[Reading passage]
========
Menu

#13 --cleartext-metadata option removes metadata entries

closed
None
5
2016-01-27
2011-03-22
Peter Rolf
No

after using

qpdf --linearize --encrypt "" "qpdf" 128 --cleartext-metadata --use-aes=y --modify=none --extract=n -- pdf-x4p.pdf pdf-x4p-qpdf.pdf

on the attached example the new pdf only contains 7 subentries in the metadata tree (was 9).

qpdf version 2.2.2

Regards, Peter

Discussion

  • Peter Rolf

    Peter Rolf - 2011-03-22
     
  • Jay Berkenbilt

    Jay Berkenbilt - 2011-04-30

    Hello. I apologize for the delay in response to your bug report. I'm not able to see exactly what you're referring to here. What I see is a single /Metadata entry in the root object, and the metadata object itself contains some XML text with the various keywords and so forth. When I run the command you provided, I still see the same thing: a single /Metadata key in the root object pointing to XML data, and when I extract the data from both files, the contents are the same. Also the metadata does appear in clear text in the encrypted file as it should.

    Can you please clarify exactly what you're doing to see the behavior you're seeing? What tools are you using to look at this, and what exactly are you referring to as the "metadata tree" and subentries therein? Thanks!

     
  • Peter Rolf

    Peter Rolf - 2011-04-30

    XMP metadata differences; test files and description

     
  • Peter Rolf

    Peter Rolf - 2011-04-30

    Hello Jay. The delay is not a real problem, thanks for taking the time.
    The XMP metadata is not equal; more info in the attached 7zip.

     
  • Jay Berkenbilt

    Jay Berkenbilt - 2011-04-30

    Great, thanks for the additional information. Hopefully I will have time to look into this at some point in the not-too-distant future.

     
  • Jay Berkenbilt

    Jay Berkenbilt - 2011-04-30

    I'm not able to find the option you describe in Adobe reader. I might have access to the full Acrobat at work somewhere. I'll see if I can find some time to look into the problem. qpdf itself is not doing anything to the metadata stream and should be fully content-preserving, so I'll have to see if I can figure out what's really going on here. Opening the file in a text editor, I see no differences in the metadata stream at all. Anyway, I'll dig deeper as time permits.
========
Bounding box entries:
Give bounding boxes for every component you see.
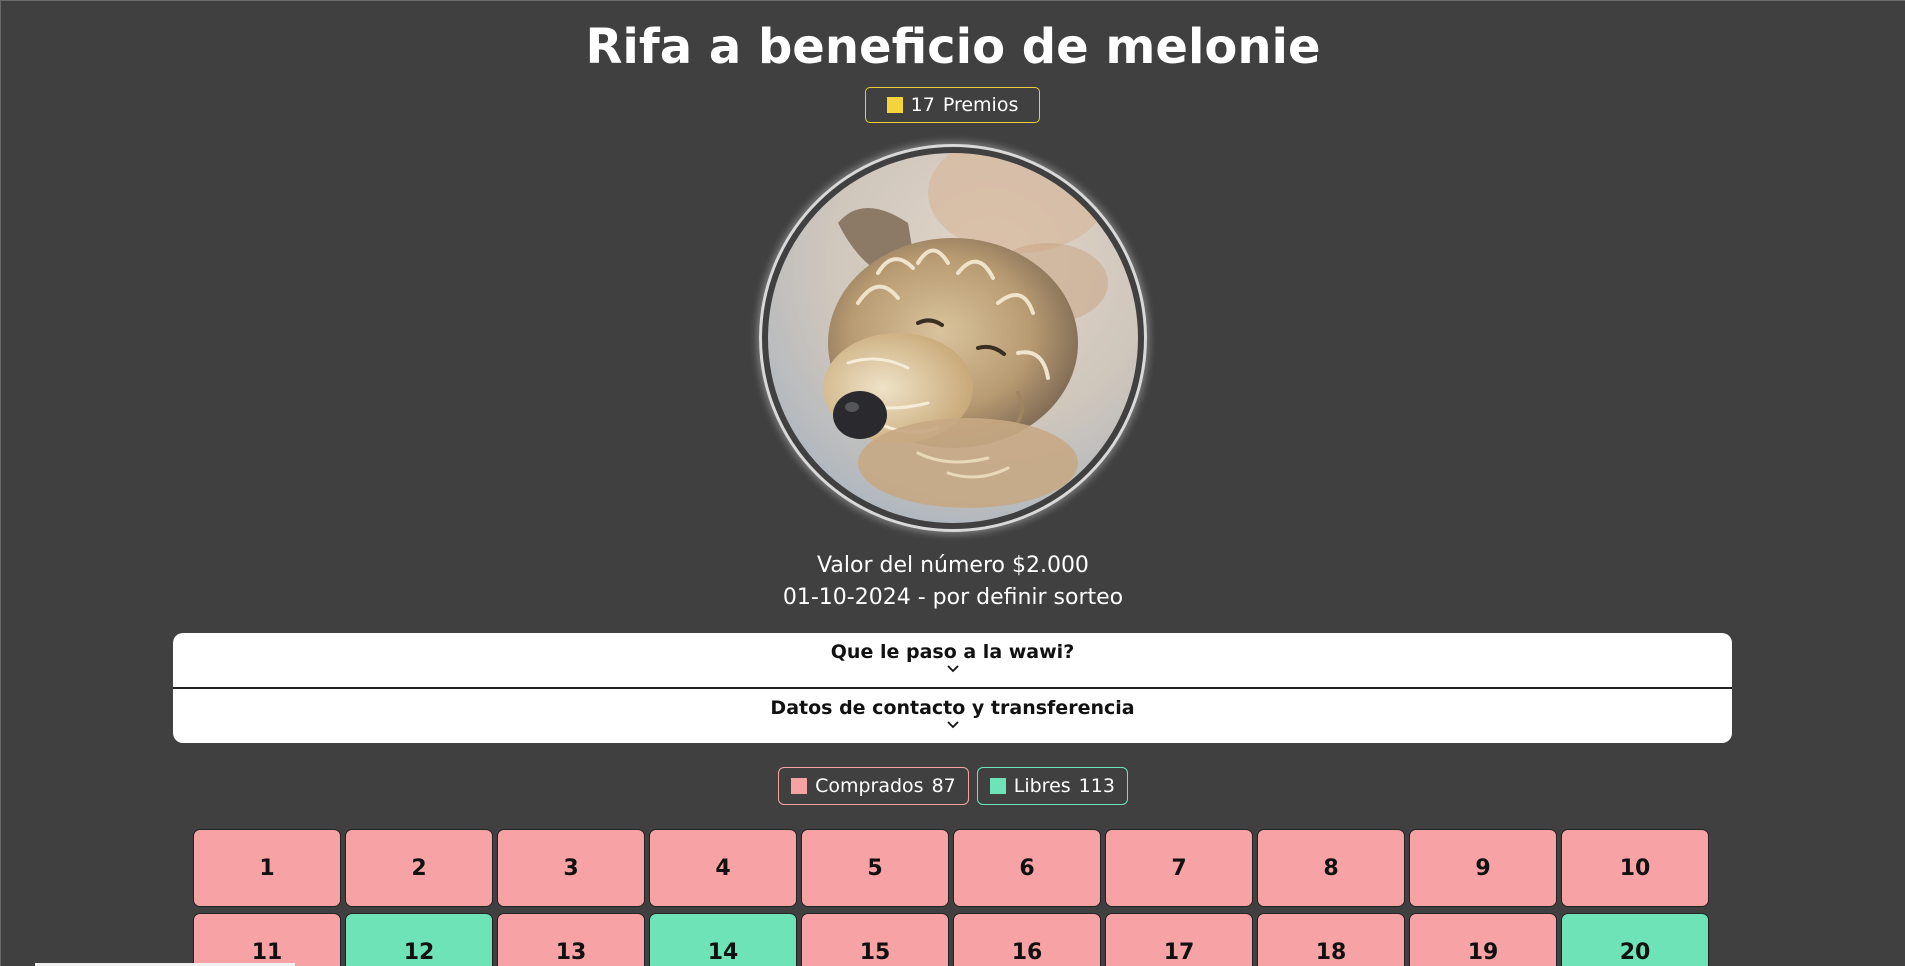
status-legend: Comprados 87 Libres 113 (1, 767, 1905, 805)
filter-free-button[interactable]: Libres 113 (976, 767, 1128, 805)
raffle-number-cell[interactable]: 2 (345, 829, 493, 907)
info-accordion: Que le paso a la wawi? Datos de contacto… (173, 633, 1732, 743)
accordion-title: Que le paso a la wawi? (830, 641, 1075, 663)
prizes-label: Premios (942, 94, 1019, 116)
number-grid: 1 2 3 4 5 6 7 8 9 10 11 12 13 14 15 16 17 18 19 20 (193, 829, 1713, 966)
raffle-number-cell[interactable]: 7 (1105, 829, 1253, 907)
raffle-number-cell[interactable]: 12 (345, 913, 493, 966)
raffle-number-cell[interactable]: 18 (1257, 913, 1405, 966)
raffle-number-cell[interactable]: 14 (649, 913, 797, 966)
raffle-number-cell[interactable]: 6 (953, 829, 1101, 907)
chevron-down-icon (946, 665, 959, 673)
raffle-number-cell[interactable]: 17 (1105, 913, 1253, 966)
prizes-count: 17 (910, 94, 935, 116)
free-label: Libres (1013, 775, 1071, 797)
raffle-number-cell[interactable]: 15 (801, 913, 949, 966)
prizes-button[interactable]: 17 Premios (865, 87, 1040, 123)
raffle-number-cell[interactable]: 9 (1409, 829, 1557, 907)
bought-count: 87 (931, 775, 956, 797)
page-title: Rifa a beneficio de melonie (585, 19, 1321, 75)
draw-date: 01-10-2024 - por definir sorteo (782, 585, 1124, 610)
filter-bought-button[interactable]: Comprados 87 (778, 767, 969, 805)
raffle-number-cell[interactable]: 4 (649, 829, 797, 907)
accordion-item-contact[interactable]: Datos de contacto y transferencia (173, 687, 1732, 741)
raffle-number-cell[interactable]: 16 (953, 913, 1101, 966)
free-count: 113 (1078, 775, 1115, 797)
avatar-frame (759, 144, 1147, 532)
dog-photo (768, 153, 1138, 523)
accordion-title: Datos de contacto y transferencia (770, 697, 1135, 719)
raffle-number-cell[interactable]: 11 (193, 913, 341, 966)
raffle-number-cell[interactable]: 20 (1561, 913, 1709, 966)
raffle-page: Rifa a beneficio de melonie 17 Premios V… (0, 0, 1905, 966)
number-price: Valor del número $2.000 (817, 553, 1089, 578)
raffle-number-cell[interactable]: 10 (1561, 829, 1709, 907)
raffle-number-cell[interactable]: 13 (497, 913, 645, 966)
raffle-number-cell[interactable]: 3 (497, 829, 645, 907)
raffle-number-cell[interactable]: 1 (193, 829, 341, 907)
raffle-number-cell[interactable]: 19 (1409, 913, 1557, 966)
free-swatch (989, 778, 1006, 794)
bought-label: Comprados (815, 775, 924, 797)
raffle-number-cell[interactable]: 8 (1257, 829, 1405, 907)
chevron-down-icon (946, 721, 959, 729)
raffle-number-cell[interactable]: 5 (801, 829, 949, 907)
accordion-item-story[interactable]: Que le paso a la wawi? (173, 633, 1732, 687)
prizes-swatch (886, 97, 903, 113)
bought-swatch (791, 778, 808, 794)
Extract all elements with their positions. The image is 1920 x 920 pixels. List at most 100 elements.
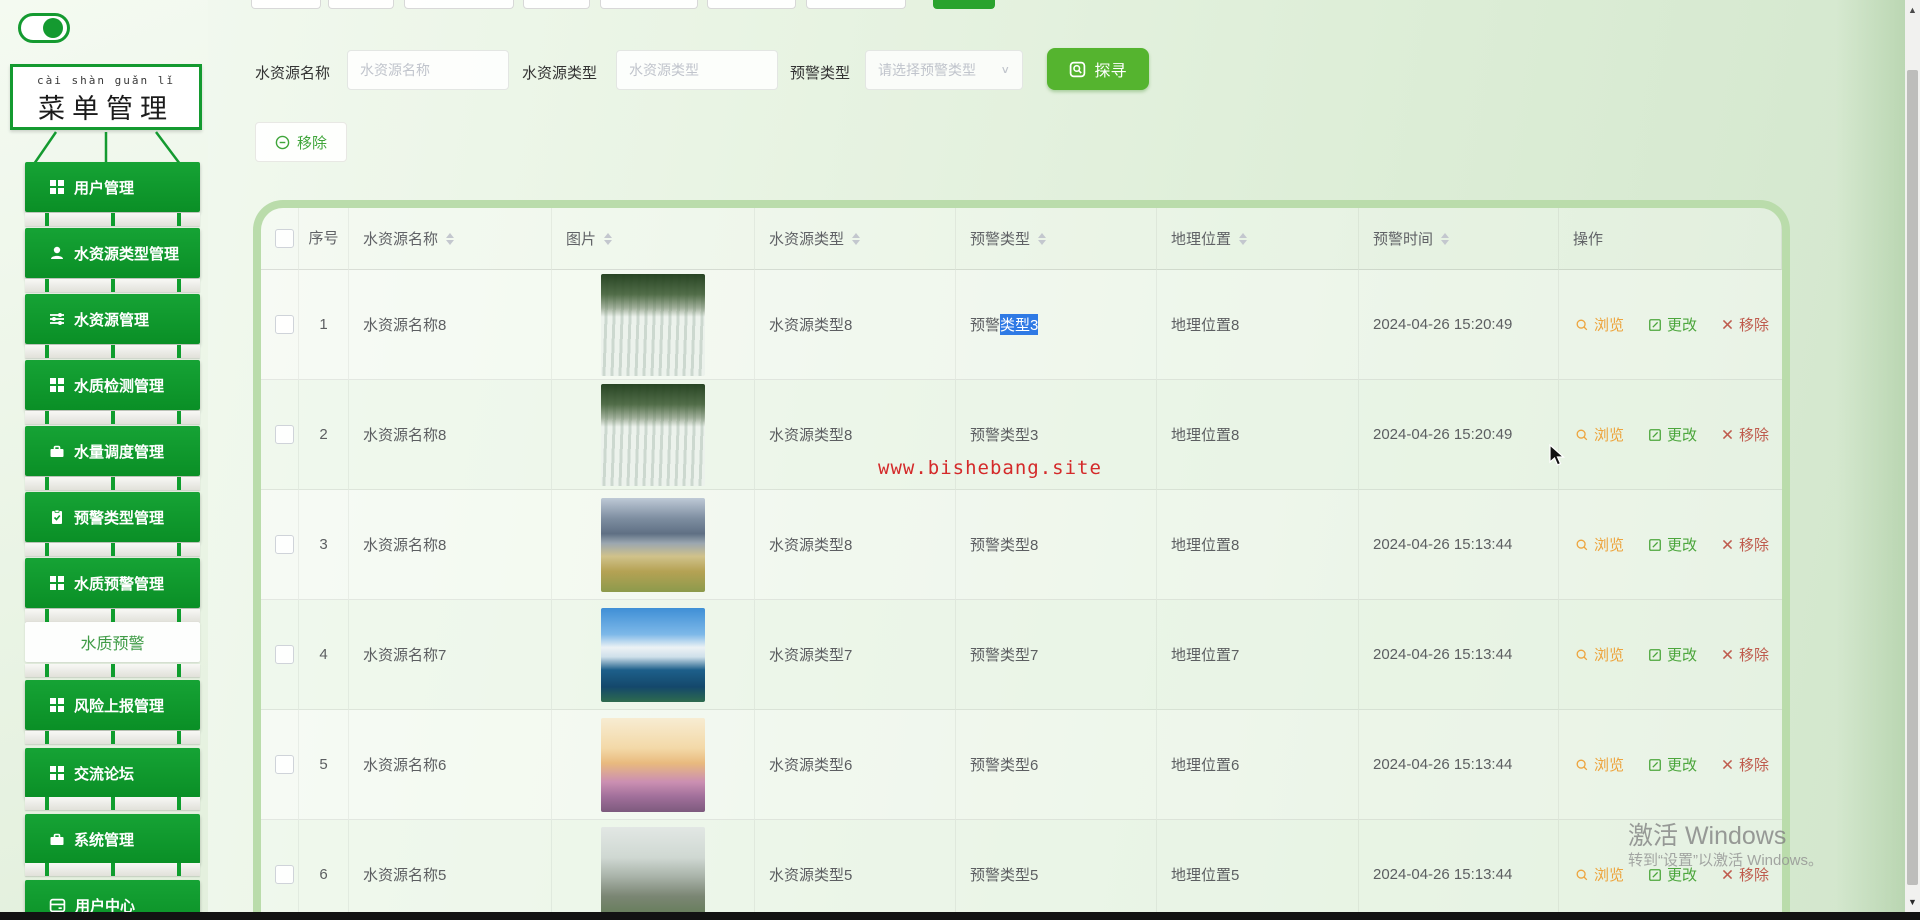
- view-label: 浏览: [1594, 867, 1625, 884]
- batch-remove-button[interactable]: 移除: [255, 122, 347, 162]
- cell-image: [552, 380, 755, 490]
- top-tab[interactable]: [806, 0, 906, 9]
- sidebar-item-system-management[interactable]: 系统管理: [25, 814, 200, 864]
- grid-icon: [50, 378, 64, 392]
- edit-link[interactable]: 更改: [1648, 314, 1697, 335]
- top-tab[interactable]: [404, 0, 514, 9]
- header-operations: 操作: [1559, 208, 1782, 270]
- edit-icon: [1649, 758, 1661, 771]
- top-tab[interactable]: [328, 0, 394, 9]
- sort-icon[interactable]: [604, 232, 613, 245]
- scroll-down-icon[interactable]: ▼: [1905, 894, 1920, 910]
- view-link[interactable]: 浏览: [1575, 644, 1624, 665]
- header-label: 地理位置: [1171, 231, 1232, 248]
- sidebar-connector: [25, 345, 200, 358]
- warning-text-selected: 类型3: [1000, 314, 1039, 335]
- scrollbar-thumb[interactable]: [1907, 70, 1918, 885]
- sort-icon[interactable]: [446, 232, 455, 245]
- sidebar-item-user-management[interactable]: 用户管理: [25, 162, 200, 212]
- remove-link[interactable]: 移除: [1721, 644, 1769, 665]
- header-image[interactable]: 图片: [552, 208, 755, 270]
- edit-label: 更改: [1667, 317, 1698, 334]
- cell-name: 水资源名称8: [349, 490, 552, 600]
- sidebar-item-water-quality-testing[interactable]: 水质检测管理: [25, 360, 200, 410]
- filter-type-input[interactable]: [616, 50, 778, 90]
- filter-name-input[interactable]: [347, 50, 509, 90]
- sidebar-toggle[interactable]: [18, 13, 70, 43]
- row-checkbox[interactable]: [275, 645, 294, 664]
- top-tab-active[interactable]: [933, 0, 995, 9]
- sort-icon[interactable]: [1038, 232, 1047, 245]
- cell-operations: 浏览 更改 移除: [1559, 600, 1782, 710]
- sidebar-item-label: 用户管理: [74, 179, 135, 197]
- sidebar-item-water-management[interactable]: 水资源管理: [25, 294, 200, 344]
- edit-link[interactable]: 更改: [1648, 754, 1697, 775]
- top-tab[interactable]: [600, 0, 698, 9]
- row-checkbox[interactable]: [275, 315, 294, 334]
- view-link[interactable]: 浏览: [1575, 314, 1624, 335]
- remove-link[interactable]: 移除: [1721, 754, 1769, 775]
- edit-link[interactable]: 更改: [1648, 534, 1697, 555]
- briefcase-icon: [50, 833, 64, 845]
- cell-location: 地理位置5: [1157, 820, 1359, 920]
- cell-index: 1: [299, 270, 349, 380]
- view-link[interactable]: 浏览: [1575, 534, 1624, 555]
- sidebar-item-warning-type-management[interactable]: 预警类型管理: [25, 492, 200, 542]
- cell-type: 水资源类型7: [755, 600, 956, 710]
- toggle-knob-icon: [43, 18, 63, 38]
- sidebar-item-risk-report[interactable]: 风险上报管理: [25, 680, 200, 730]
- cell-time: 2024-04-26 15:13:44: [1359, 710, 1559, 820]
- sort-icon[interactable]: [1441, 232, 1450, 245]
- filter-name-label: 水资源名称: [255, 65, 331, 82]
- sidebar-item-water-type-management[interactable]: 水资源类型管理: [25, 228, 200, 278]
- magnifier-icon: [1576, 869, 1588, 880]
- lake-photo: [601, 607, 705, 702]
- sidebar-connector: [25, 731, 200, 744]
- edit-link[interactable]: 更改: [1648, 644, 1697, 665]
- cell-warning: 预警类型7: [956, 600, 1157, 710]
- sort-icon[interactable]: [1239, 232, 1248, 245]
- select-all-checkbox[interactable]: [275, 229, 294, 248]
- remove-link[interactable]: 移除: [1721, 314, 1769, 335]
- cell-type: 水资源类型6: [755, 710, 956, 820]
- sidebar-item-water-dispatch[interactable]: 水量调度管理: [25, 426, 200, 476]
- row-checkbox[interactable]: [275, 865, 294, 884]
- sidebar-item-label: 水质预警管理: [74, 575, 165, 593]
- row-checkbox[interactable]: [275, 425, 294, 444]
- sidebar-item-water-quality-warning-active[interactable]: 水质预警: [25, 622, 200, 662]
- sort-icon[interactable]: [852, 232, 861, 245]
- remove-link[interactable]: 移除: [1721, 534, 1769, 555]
========
[Task instructions]
• 1. In the qpdf bug report, swap "7zip" for "zip archive" in the passage starting at "The XMP metadata" and ending at "the not-too-distant future.".
• 2. According to the qpdf bug report, how many subentries did the metadata tree contain after the command was run, and how many were there before?
These entries have no connection to the qpdf bug report.

[Task responses]
• 1.
The XMP metadata is not equal; more info in the attached zip archive.

     
  • Jay Berkenbilt

    Jay Berkenbilt - 2011-04-30

    Great, thanks for the additional information. Hopefully I will have time to look into this at some point in the not-too-distant future.

• 2. It contained 7 subentries afterward, down from 9.